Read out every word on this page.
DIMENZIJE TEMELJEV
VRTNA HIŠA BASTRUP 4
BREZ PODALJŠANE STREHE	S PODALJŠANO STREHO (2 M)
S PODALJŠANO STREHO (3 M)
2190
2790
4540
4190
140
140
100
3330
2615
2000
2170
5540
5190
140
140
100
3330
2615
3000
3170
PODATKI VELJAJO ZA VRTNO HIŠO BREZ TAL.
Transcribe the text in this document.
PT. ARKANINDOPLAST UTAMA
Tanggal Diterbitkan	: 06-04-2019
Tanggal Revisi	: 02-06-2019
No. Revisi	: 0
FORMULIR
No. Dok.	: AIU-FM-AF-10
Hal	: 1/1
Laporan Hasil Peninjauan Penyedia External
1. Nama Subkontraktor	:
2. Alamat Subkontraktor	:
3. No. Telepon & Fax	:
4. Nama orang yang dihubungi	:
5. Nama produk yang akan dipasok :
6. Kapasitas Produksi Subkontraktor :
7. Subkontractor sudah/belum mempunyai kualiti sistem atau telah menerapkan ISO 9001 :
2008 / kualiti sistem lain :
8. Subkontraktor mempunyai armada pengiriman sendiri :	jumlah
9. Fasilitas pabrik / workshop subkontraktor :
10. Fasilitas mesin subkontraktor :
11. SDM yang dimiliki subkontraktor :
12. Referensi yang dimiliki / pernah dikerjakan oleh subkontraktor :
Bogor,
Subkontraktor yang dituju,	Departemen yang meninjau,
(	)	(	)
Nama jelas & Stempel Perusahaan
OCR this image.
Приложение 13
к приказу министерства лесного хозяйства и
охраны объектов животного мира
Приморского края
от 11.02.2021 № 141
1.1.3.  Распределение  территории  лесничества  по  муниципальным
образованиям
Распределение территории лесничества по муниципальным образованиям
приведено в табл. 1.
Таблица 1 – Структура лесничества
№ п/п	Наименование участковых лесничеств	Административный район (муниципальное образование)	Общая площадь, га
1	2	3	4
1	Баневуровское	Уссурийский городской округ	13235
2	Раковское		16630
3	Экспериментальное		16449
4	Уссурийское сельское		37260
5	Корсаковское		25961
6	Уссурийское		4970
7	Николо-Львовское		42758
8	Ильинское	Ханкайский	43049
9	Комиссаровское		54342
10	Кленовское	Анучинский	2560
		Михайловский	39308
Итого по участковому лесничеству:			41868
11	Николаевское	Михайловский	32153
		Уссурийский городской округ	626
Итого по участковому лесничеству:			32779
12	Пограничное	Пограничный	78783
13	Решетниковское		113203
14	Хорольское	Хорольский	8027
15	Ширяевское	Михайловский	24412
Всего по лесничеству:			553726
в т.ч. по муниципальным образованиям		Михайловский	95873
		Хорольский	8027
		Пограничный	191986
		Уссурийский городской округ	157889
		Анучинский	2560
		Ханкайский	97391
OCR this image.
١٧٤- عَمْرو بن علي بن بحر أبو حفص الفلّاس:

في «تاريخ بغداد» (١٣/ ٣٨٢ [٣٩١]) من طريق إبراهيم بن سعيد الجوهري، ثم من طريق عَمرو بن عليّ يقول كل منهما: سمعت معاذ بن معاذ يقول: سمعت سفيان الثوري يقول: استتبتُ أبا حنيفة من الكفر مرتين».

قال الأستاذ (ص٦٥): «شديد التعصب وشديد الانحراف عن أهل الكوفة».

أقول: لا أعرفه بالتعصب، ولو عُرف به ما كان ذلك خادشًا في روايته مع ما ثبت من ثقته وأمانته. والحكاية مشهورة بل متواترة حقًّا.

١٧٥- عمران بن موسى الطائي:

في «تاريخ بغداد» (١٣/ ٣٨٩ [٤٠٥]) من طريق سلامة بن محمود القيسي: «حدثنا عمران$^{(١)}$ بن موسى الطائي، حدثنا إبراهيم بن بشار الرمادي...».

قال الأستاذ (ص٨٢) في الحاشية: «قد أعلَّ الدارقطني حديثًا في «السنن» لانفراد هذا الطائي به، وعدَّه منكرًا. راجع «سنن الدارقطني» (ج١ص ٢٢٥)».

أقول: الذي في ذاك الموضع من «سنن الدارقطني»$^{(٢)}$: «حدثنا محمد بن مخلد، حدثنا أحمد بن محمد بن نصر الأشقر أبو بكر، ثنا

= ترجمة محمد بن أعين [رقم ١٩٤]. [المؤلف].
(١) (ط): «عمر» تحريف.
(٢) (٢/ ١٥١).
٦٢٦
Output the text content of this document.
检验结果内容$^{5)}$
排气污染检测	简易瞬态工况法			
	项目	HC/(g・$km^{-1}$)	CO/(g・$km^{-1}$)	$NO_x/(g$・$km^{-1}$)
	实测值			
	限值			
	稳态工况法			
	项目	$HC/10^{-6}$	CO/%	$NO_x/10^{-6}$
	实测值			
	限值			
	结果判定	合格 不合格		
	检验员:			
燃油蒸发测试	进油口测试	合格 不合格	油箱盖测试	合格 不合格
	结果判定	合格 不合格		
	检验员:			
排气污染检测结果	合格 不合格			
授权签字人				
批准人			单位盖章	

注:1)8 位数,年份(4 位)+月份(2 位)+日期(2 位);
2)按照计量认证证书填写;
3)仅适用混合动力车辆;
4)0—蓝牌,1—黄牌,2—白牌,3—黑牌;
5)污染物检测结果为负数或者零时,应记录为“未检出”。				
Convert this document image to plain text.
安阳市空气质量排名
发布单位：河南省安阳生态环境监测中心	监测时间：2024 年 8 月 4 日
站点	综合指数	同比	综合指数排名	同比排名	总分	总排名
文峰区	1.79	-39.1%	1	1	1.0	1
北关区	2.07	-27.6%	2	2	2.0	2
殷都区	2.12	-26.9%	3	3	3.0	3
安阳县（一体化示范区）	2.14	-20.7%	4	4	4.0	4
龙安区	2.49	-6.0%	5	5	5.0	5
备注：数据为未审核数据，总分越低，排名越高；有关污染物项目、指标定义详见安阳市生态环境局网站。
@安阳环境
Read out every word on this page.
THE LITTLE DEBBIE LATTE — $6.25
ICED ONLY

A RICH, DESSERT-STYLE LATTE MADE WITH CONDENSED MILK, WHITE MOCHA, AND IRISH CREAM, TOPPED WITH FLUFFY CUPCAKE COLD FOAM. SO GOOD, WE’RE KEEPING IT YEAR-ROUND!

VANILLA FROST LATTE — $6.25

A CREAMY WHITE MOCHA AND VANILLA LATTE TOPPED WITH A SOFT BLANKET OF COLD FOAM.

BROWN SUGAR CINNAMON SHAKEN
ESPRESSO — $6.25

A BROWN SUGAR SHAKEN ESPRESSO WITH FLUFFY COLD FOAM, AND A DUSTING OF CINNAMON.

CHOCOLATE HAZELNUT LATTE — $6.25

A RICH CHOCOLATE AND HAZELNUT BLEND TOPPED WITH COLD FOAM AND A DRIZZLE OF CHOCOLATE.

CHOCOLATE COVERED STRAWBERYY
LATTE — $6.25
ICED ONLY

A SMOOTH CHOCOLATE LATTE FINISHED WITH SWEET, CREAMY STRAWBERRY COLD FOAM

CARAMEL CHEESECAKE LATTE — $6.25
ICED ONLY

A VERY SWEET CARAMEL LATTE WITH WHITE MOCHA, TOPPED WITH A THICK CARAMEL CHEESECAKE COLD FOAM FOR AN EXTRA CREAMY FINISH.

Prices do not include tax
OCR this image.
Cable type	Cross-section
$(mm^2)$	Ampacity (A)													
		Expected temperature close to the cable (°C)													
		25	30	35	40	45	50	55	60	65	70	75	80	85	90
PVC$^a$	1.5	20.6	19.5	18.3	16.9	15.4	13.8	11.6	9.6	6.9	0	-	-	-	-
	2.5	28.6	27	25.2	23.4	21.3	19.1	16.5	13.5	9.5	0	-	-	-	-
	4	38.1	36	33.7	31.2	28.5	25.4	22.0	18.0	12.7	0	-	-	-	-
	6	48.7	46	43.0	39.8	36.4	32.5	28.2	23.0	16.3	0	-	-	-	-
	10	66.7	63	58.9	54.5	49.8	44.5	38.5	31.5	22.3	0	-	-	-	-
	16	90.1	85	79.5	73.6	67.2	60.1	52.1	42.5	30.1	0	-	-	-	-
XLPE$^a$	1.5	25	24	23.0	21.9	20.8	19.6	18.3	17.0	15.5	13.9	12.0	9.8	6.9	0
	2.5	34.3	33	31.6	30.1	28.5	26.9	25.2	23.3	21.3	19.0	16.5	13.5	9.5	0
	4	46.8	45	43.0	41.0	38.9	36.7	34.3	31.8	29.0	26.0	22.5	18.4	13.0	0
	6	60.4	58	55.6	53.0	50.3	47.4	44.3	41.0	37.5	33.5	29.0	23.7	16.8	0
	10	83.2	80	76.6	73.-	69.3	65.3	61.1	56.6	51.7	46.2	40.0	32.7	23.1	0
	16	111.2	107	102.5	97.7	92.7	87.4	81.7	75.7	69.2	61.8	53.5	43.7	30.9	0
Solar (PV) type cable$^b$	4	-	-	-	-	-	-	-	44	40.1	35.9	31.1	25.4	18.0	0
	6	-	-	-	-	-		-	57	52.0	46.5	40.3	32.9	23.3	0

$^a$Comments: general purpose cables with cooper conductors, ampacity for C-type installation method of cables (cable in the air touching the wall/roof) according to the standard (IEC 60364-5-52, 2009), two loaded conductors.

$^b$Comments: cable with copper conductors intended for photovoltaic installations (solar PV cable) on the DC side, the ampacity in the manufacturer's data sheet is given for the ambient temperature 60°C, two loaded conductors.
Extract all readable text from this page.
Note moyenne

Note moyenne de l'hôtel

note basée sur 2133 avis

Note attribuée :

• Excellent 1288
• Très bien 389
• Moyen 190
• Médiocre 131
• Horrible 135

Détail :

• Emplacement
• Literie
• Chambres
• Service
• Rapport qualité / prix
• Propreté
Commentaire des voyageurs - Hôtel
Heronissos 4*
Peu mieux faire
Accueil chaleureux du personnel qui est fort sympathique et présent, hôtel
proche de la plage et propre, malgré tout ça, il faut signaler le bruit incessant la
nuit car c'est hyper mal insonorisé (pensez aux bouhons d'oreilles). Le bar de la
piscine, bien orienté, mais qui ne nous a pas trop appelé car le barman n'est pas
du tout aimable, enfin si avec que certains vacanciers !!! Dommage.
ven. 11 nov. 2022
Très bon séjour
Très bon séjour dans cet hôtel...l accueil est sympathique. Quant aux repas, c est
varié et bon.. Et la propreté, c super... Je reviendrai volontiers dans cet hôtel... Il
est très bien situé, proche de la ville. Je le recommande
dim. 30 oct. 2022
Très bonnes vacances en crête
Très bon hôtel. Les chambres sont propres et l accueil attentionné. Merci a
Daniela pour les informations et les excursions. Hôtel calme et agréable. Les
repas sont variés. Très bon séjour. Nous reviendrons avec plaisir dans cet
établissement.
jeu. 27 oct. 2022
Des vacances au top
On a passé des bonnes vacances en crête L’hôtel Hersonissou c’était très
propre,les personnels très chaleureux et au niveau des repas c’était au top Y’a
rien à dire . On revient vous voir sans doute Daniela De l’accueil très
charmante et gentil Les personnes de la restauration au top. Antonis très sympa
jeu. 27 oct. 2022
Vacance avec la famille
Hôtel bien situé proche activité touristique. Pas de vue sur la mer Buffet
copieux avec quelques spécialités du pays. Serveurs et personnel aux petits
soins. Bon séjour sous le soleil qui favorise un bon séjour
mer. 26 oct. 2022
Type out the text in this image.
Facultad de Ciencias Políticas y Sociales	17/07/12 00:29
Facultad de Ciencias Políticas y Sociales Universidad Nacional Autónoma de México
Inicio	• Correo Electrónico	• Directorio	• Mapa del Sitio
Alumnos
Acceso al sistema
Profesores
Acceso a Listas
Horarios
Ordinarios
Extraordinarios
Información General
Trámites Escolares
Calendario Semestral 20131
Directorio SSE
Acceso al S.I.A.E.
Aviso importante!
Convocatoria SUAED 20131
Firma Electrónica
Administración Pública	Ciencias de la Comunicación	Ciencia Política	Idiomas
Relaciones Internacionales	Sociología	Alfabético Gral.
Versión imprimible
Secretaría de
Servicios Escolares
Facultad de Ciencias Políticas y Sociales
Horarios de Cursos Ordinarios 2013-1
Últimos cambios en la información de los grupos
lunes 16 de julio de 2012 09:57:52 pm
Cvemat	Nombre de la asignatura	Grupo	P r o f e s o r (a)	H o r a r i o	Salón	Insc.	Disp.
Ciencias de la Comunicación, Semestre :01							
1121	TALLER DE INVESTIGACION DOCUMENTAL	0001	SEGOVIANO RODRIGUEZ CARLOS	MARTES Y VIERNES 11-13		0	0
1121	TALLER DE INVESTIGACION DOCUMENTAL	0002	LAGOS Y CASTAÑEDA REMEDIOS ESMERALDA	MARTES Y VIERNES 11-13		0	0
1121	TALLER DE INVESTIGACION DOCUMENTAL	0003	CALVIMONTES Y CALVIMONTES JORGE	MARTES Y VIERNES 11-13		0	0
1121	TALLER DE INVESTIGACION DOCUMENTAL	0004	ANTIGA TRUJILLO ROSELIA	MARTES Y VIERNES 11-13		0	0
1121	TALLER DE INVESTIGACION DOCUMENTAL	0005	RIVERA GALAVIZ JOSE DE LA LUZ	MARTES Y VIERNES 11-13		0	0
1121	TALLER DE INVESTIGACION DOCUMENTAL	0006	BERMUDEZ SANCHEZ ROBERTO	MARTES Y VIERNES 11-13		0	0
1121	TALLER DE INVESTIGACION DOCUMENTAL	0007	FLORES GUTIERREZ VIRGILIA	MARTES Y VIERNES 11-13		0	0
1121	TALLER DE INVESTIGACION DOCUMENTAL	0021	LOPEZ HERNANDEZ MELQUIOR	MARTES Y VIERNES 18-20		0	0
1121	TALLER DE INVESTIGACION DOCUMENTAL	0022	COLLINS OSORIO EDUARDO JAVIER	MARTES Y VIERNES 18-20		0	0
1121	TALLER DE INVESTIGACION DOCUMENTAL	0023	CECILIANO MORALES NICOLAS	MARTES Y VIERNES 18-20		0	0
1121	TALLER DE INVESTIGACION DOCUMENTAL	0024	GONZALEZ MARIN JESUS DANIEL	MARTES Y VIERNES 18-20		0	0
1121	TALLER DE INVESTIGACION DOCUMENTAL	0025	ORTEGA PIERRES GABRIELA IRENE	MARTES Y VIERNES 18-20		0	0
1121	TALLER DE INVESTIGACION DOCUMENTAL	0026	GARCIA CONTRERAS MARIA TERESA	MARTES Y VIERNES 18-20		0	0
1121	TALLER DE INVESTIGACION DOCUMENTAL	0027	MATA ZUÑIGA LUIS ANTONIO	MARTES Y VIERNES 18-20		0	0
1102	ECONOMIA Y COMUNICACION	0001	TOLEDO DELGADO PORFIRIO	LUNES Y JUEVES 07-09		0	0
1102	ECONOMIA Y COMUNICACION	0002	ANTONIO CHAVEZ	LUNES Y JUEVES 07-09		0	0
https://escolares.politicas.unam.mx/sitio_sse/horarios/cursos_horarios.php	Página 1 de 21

## What is required
Copy every line of the records above that contains "PODALJŠANO".

## Written answer
BREZ PODALJŠANE STREHE	S PODALJŠANO STREHO (2 M)
S PODALJŠANO STREHO (3 M)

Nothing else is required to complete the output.